» GOAL OF THE EXERCISE
Without the pictures, set down every line of the data exactly.

» TASK MATERIAL

- - - - -

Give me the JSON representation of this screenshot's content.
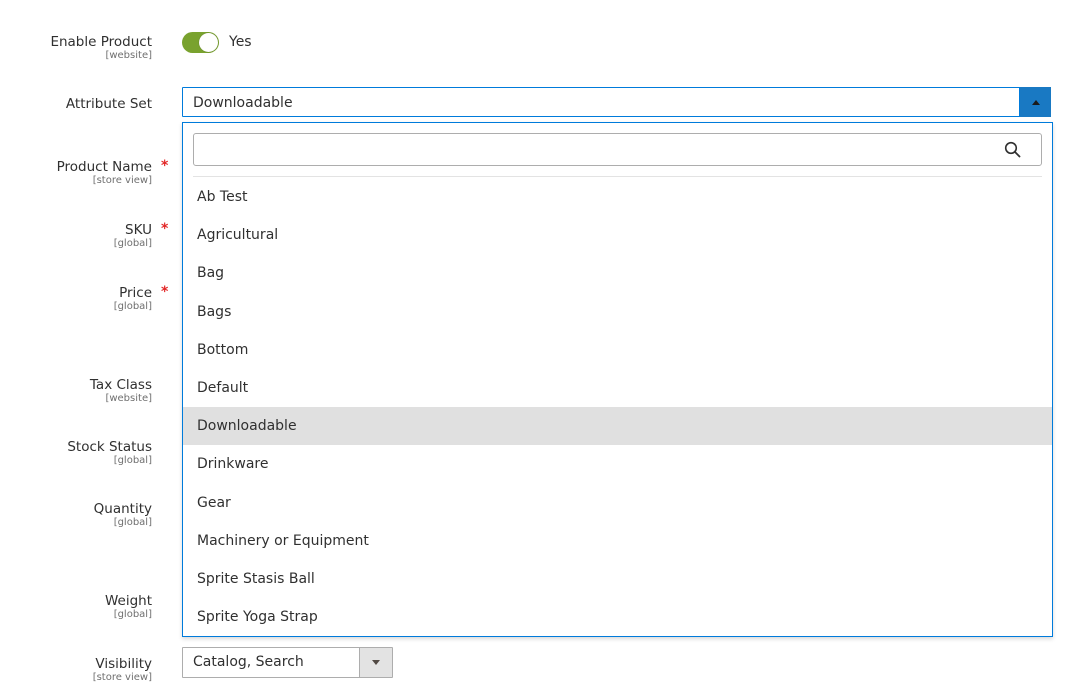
{
  "fields": {
    "enable_product": {
      "label": "Enable Product",
      "scope": "[website]",
      "value": "Yes",
      "checked": true
    },
    "attribute_set": {
      "label": "Attribute Set",
      "value": "Downloadable"
    },
    "product_name": {
      "label": "Product Name",
      "scope": "[store view]",
      "required": "*"
    },
    "sku": {
      "label": "SKU",
      "scope": "[global]",
      "required": "*"
    },
    "price": {
      "label": "Price",
      "scope": "[global]",
      "required": "*"
    },
    "tax_class": {
      "label": "Tax Class",
      "scope": "[website]"
    },
    "stock_status": {
      "label": "Stock Status",
      "scope": "[global]"
    },
    "quantity": {
      "label": "Quantity",
      "scope": "[global]"
    },
    "weight": {
      "label": "Weight",
      "scope": "[global]"
    },
    "visibility": {
      "label": "Visibility",
      "scope": "[store view]",
      "value": "Catalog, Search"
    }
  },
  "dropdown": {
    "search_placeholder": "",
    "search_icon": "search-icon",
    "selected": "Downloadable",
    "options": [
      "Ab Test",
      "Agricultural",
      "Bag",
      "Bags",
      "Bottom",
      "Default",
      "Downloadable",
      "Drinkware",
      "Gear",
      "Machinery or Equipment",
      "Sprite Stasis Ball",
      "Sprite Yoga Strap"
    ]
  },
  "colors": {
    "toggle_on": "#79a22e",
    "focus_border": "#007bdb",
    "caret_button": "#1979c3",
    "selected_option_bg": "#e0e0e0",
    "required": "#e22626"
  }
}
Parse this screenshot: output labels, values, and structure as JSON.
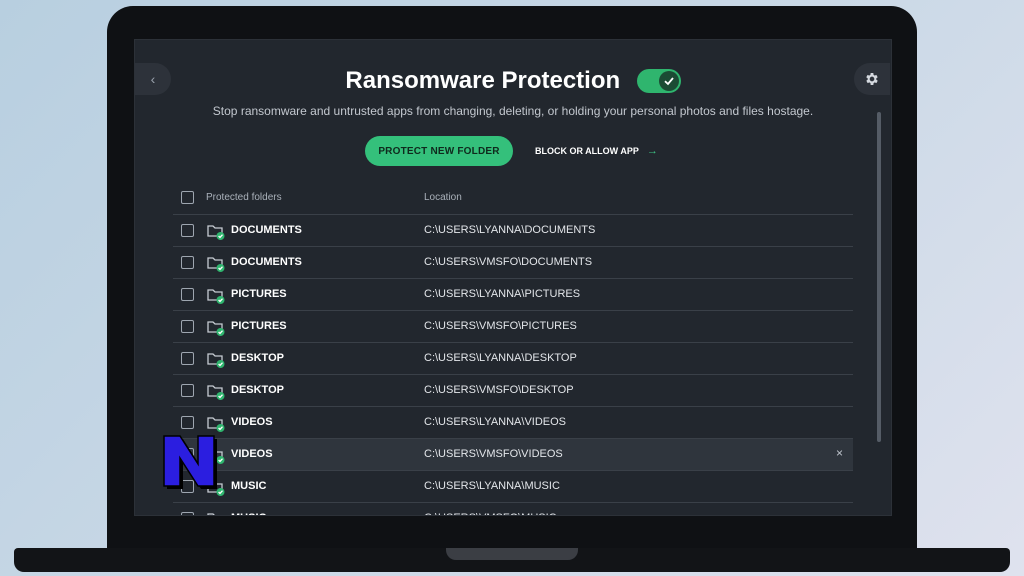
{
  "header": {
    "title": "Ransomware Protection",
    "toggle_on": true,
    "subtitle": "Stop ransomware and untrusted apps from changing, deleting, or holding your personal photos and files hostage."
  },
  "actions": {
    "protect_label": "PROTECT NEW FOLDER",
    "block_label": "BLOCK OR ALLOW APP"
  },
  "table": {
    "col_folders": "Protected folders",
    "col_location": "Location",
    "rows": [
      {
        "name": "DOCUMENTS",
        "location": "C:\\USERS\\LYANNA\\DOCUMENTS"
      },
      {
        "name": "DOCUMENTS",
        "location": "C:\\USERS\\VMSFO\\DOCUMENTS"
      },
      {
        "name": "PICTURES",
        "location": "C:\\USERS\\LYANNA\\PICTURES"
      },
      {
        "name": "PICTURES",
        "location": "C:\\USERS\\VMSFO\\PICTURES"
      },
      {
        "name": "DESKTOP",
        "location": "C:\\USERS\\LYANNA\\DESKTOP"
      },
      {
        "name": "DESKTOP",
        "location": "C:\\USERS\\VMSFO\\DESKTOP"
      },
      {
        "name": "VIDEOS",
        "location": "C:\\USERS\\LYANNA\\VIDEOS"
      },
      {
        "name": "VIDEOS",
        "location": "C:\\USERS\\VMSFO\\VIDEOS"
      },
      {
        "name": "MUSIC",
        "location": "C:\\USERS\\LYANNA\\MUSIC"
      },
      {
        "name": "MUSIC",
        "location": "C:\\USERS\\VMSFO\\MUSIC"
      }
    ]
  },
  "logo": {
    "letter": "N",
    "color": "#2b1ee0"
  },
  "colors": {
    "accent": "#34c07b",
    "background": "#22272e"
  }
}
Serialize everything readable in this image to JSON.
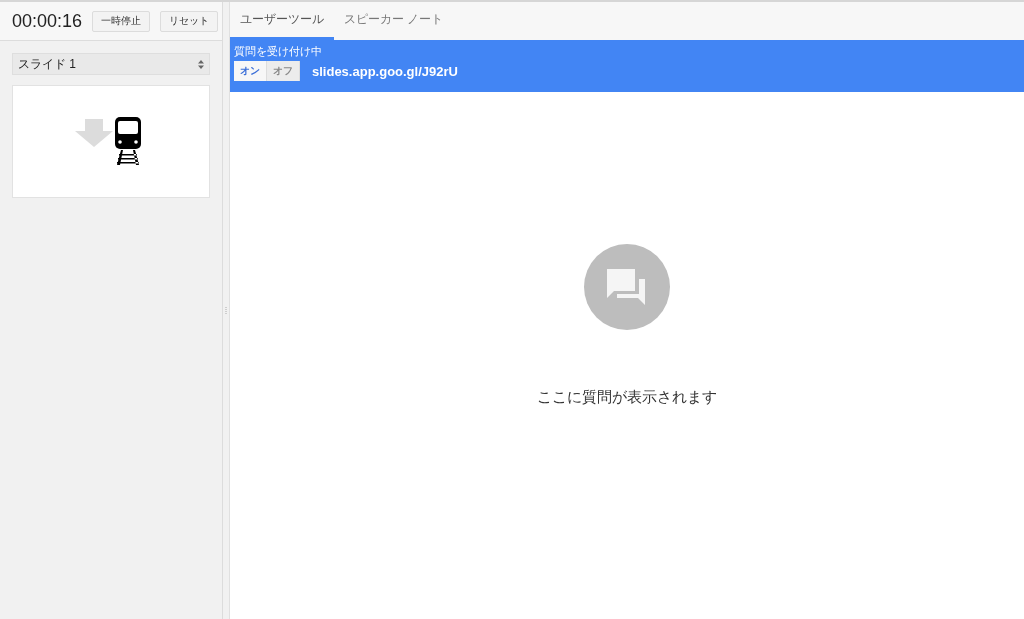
{
  "timer": {
    "time": "00:00:16",
    "buttons": [
      "一時停止",
      "リセット"
    ]
  },
  "slide_select": {
    "value": "スライド 1"
  },
  "tabs": [
    {
      "label": "ユーザーツール",
      "selected": true
    },
    {
      "label": "スピーカー ノート",
      "selected": false
    }
  ],
  "qa_banner": {
    "status": "質問を受け付け中",
    "toggle": [
      {
        "label": "オン",
        "selected": true
      },
      {
        "label": "オフ",
        "selected": false
      }
    ],
    "link": "slides.app.goo.gl/J92rU"
  },
  "empty_state": {
    "message": "ここに質問が表示されます"
  }
}
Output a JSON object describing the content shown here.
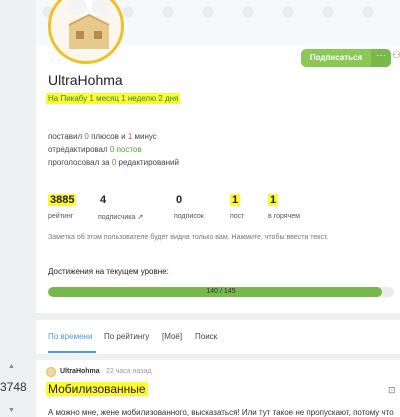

- - - - -

» EXERCISE RESULT
Give me the JSON representation of this screenshot's content.
{
  "fields": {
    "enable_product": {
      "label": "Enable Product",
      "scope": "[website]",
      "value": "Yes",
      "checked": true
    },
    "attribute_set": {
      "label": "Attribute Set",
      "value": "Downloadable"
    },
    "product_name": {
      "label": "Product Name",
      "scope": "[store view]",
      "required": "*"
    },
    "sku": {
      "label": "SKU",
      "scope": "[global]",
      "required": "*"
    },
    "price": {
      "label": "Price",
      "scope": "[global]",
      "required": "*"
    },
    "tax_class": {
      "label": "Tax Class",
      "scope": "[website]"
    },
    "stock_status": {
      "label": "Stock Status",
      "scope": "[global]"
    },
    "quantity": {
      "label": "Quantity",
      "scope": "[global]"
    },
    "weight": {
      "label": "Weight",
      "scope": "[global]"
    },
    "visibility": {
      "label": "Visibility",
      "scope": "[store view]",
      "value": "Catalog, Search"
    }
  },
  "dropdown": {
    "search_placeholder": "",
    "search_icon": "search-icon",
    "selected": "Downloadable",
    "options": [
      "Ab Test",
      "Agricultural",
      "Bag",
      "Bags",
      "Bottom",
      "Default",
      "Downloadable",
      "Drinkware",
      "Gear",
      "Machinery or Equipment",
      "Sprite Stasis Ball",
      "Sprite Yoga Strap"
    ]
  },
  "colors": {
    "toggle_on": "#79a22e",
    "focus_border": "#007bdb",
    "caret_button": "#1979c3",
    "selected_option_bg": "#e0e0e0",
    "required": "#e22626"
  }
}
Parse this screenshot: output labels, values, and structure as JSON.
{
  "header": {
    "title": "Ransomware Protection",
    "toggle_on": true,
    "subtitle": "Stop ransomware and untrusted apps from changing, deleting, or holding your personal photos and files hostage."
  },
  "actions": {
    "protect_label": "PROTECT NEW FOLDER",
    "block_label": "BLOCK OR ALLOW APP"
  },
  "table": {
    "col_folders": "Protected folders",
    "col_location": "Location",
    "rows": [
      {
        "name": "DOCUMENTS",
        "location": "C:\\USERS\\LYANNA\\DOCUMENTS"
      },
      {
        "name": "DOCUMENTS",
        "location": "C:\\USERS\\VMSFO\\DOCUMENTS"
      },
      {
        "name": "PICTURES",
        "location": "C:\\USERS\\LYANNA\\PICTURES"
      },
      {
        "name": "PICTURES",
        "location": "C:\\USERS\\VMSFO\\PICTURES"
      },
      {
        "name": "DESKTOP",
        "location": "C:\\USERS\\LYANNA\\DESKTOP"
      },
      {
        "name": "DESKTOP",
        "location": "C:\\USERS\\VMSFO\\DESKTOP"
      },
      {
        "name": "VIDEOS",
        "location": "C:\\USERS\\LYANNA\\VIDEOS"
      },
      {
        "name": "VIDEOS",
        "location": "C:\\USERS\\VMSFO\\VIDEOS"
      },
      {
        "name": "MUSIC",
        "location": "C:\\USERS\\LYANNA\\MUSIC"
      },
      {
        "name": "MUSIC",
        "location": "C:\\USERS\\VMSFO\\MUSIC"
      }
    ]
  },
  "logo": {
    "letter": "N",
    "color": "#2b1ee0"
  },
  "colors": {
    "accent": "#34c07b",
    "background": "#22272e"
  }
}
Serialize everything readable in this image to JSON.
{
  "timer": {
    "time": "00:00:16",
    "buttons": [
      "一時停止",
      "リセット"
    ]
  },
  "slide_select": {
    "value": "スライド 1"
  },
  "tabs": [
    {
      "label": "ユーザーツール",
      "selected": true
    },
    {
      "label": "スピーカー ノート",
      "selected": false
    }
  ],
  "qa_banner": {
    "status": "質問を受け付け中",
    "toggle": [
      {
        "label": "オン",
        "selected": true
      },
      {
        "label": "オフ",
        "selected": false
      }
    ],
    "link": "slides.app.goo.gl/J92rU"
  },
  "empty_state": {
    "message": "ここに質問が表示されます"
  }
}
Output a JSON object describing the content shown here.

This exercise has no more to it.